━━ Supplied text ━━

It all depends on how you slice the population. :) In this case, you are taking a HUGE population (i.e., the entire population of the United States), so it is not surprising that according to your estimation, America is not racist. I am fairly certain that I would agree, given those parameters; we have come a long away, certainly to the point where it is unpopular to openly embrace any racist views.

I don't think reparations are a serious consideration anymore, and while I respect those who call for them, as you point out, implementation would be fraught with problems that I think would actually be more damaging to race relations than helpful.

On the other hand, I still hear racist comments by people in their moments of frustration or anger; just recently I heard from a personal friend, "that's why I don't like [insert racial group here]", and it reminded me that at least here in Texas, there are still racist attitudes that are usually hidden but occasionally slip out.

What Jesus said about adultery, that just looking at a woman to lust is an act of adultery in the heart, I think also applies here: that while overtly racist acts are certainly much less tolerated in our present society, there is still a lot of "heart racism" that hasn't been cleaned out yet.

October 7, 2010 | Unregistered CommenterTim Garcia

I think racism is very well and alive. Racism has many new faces today, than it did yesterday. However, we have generations of youth that are not interest in learning about their past and how it affects their behaviors. Many Adults don't want to see Racism in situations. I teach my Black sons, when you see it, understand what the goal of it is and then develop a strategy to get around without anyone knowing that you are aware. Its unfortunate that we have to teach our children this, but its the only way to keep them out of the Penal systems that destroys their lives forever. We as race of people sometimes do things to each other that I feel can be viewed as Racism. I will discuss further, when this panel opens up for this kind of discussions.

━━━
━━ Information supplied ━━

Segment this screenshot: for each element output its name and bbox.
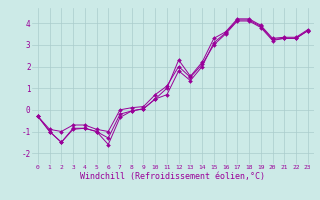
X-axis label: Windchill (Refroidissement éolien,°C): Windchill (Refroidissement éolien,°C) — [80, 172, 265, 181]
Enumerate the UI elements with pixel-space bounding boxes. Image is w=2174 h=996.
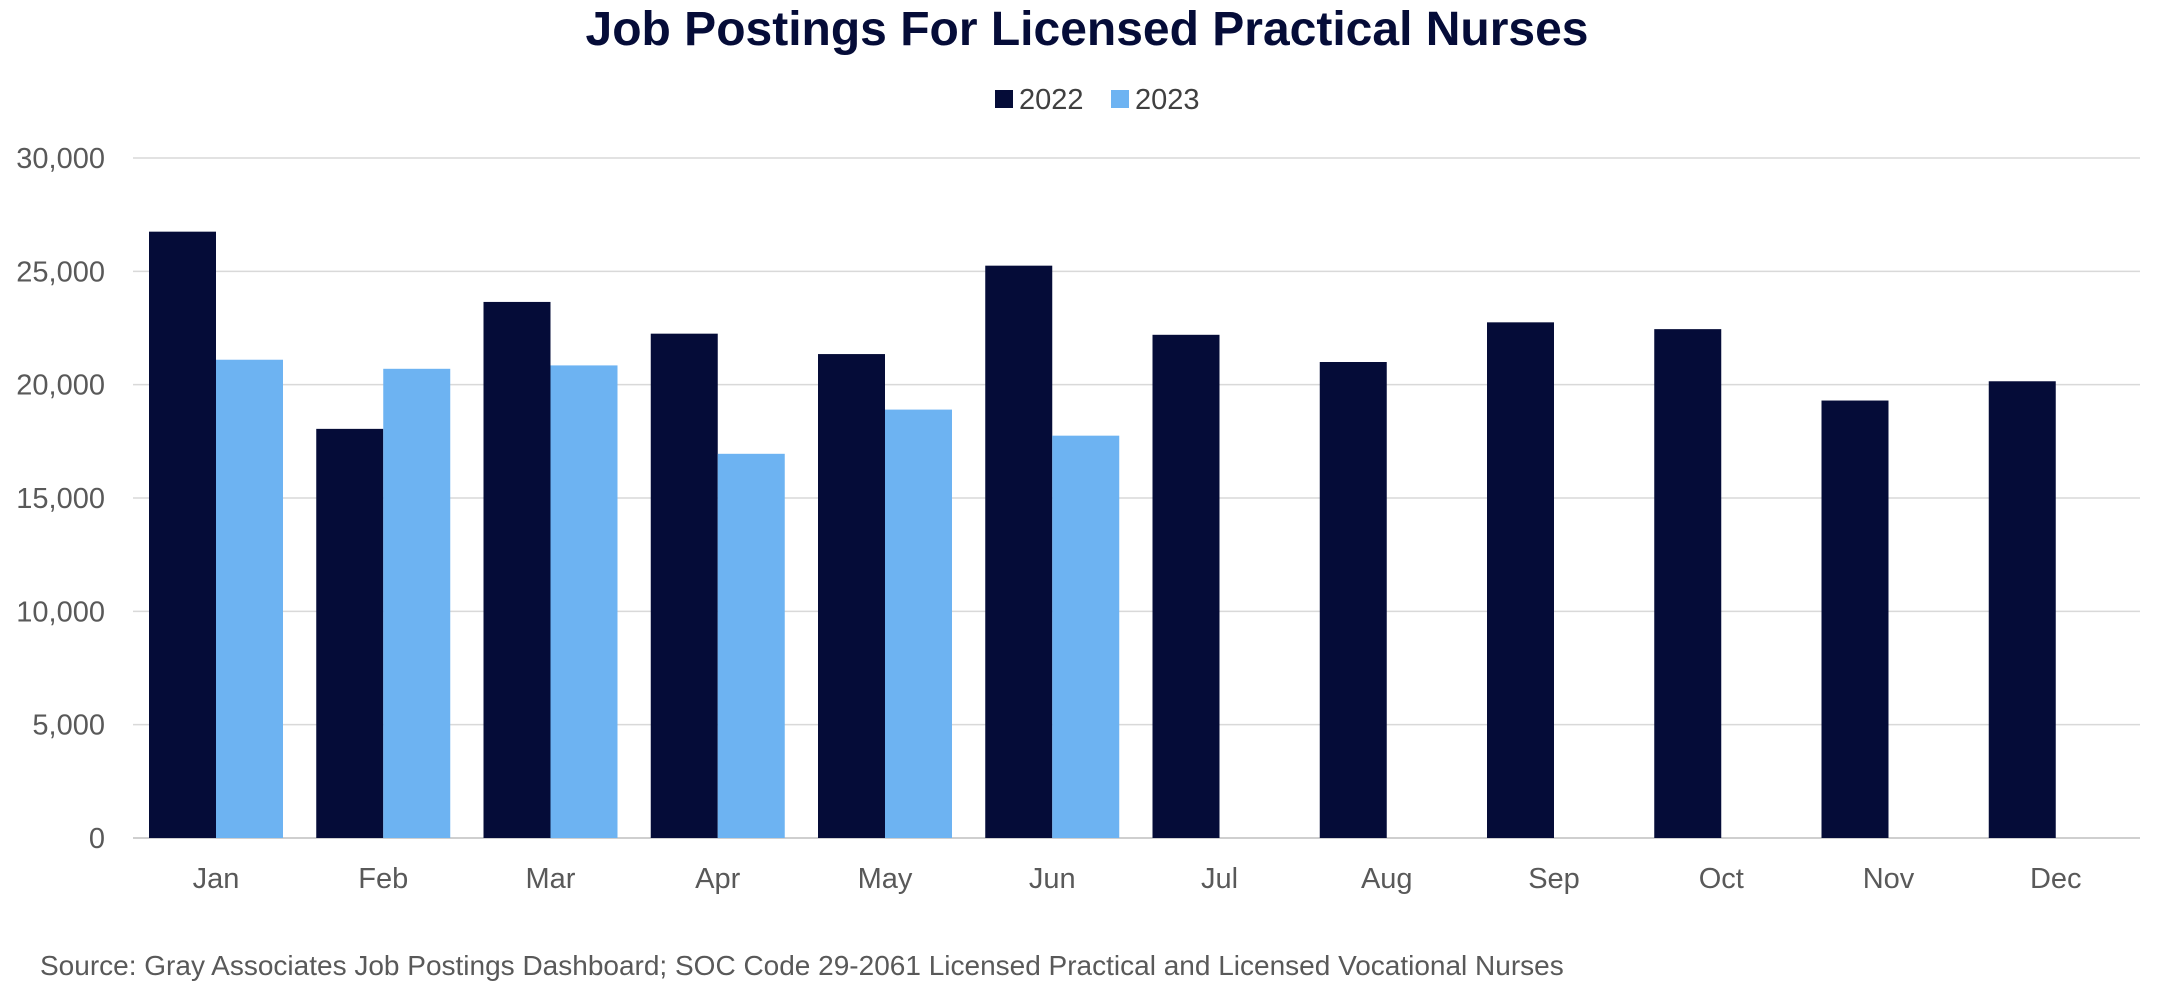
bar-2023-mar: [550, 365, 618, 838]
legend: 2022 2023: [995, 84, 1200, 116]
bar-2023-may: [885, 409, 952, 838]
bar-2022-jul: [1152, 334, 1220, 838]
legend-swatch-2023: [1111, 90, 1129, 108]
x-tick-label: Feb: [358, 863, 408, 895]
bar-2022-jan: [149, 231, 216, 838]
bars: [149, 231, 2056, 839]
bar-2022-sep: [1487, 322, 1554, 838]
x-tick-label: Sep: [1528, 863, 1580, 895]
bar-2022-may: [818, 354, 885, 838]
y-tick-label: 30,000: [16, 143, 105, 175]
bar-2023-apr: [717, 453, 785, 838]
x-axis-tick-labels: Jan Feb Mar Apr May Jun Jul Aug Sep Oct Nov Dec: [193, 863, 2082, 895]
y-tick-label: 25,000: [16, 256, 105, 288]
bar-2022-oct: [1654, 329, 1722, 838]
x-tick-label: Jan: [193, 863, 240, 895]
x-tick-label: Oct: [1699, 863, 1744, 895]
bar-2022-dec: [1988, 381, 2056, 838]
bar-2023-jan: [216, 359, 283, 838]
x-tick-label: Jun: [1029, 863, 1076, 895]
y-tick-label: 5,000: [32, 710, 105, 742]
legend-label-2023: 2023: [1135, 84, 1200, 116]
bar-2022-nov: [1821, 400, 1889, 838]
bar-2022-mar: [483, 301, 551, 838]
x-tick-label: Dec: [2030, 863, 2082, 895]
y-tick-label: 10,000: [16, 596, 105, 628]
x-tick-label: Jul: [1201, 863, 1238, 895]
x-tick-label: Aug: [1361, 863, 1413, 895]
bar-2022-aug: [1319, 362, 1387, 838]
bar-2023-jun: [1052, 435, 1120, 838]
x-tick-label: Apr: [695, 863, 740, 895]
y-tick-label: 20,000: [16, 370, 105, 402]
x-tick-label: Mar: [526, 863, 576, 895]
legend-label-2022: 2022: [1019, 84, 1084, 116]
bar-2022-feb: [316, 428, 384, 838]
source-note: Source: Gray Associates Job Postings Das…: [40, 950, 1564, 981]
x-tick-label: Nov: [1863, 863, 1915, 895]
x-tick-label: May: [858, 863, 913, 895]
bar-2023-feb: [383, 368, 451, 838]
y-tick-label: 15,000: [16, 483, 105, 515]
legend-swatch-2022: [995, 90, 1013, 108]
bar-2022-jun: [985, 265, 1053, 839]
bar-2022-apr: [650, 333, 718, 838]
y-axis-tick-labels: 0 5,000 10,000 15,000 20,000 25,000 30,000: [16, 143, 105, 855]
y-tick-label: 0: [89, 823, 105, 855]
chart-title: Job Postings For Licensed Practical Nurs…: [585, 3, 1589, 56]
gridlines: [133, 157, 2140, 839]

━━━
━━ Information supplied ━━

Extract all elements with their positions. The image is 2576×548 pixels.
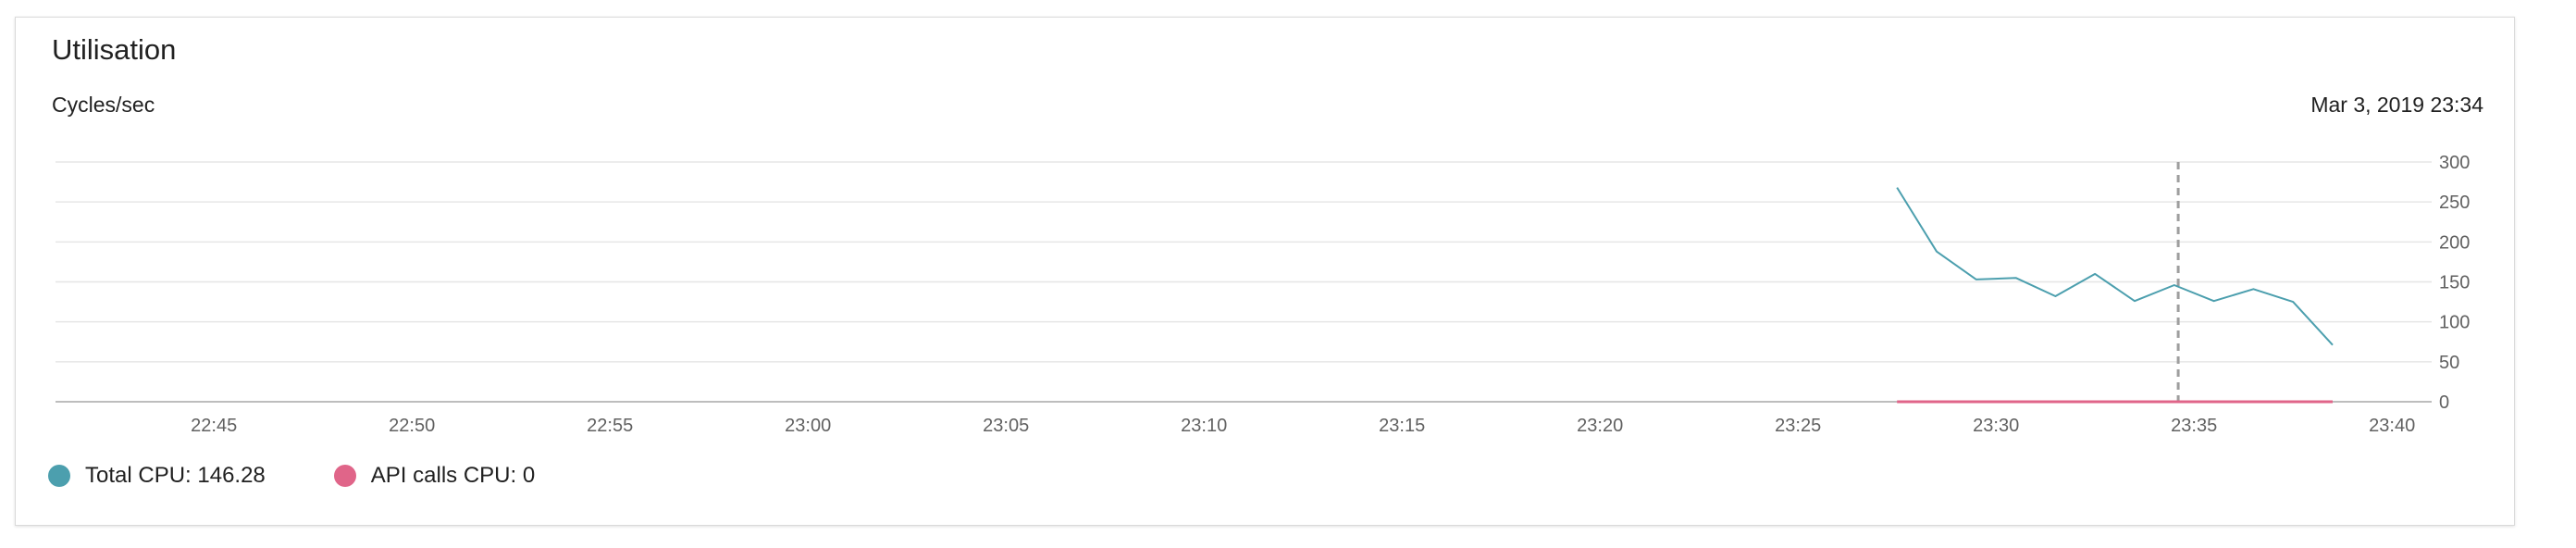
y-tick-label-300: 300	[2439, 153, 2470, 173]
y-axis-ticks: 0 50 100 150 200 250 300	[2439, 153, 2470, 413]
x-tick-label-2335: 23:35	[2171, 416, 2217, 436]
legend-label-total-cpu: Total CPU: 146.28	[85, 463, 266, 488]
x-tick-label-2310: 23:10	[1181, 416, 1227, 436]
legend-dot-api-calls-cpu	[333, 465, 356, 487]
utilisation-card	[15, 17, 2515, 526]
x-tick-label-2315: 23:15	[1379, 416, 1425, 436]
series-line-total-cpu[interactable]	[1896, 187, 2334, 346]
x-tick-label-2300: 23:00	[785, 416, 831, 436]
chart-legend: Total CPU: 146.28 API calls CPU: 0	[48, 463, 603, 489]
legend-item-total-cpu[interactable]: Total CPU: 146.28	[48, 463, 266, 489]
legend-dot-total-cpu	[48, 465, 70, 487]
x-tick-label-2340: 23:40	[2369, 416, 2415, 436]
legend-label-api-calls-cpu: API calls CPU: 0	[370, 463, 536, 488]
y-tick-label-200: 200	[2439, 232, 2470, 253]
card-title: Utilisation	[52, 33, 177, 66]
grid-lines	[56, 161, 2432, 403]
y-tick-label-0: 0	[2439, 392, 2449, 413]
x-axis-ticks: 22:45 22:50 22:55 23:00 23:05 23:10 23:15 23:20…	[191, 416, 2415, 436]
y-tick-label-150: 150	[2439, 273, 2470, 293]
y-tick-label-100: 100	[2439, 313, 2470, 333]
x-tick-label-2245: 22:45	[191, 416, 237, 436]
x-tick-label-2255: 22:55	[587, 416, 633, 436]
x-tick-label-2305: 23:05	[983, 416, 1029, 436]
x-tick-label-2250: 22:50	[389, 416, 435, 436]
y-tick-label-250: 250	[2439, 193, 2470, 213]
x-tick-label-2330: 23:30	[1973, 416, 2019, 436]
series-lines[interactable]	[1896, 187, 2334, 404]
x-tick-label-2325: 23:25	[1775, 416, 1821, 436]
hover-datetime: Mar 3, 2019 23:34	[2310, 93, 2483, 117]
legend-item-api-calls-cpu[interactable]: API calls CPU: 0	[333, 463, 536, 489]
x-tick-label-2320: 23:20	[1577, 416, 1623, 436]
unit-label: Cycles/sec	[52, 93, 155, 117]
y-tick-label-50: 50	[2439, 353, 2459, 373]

━━━

§ **Task to complete**:
Quote the comments on racism, starting at the words "What Jesus said" and stopping after "cleaned out yet.". The records are separate from the comments on racism.

§ **Task answer**:
What Jesus said about adultery, that just looking at a woman to lust is an act of adultery in the heart, I think also applies here: that while overtly racist acts are certainly much less tolerated in our present society, there is still a lot of "heart racism" that hasn't been cleaned out yet.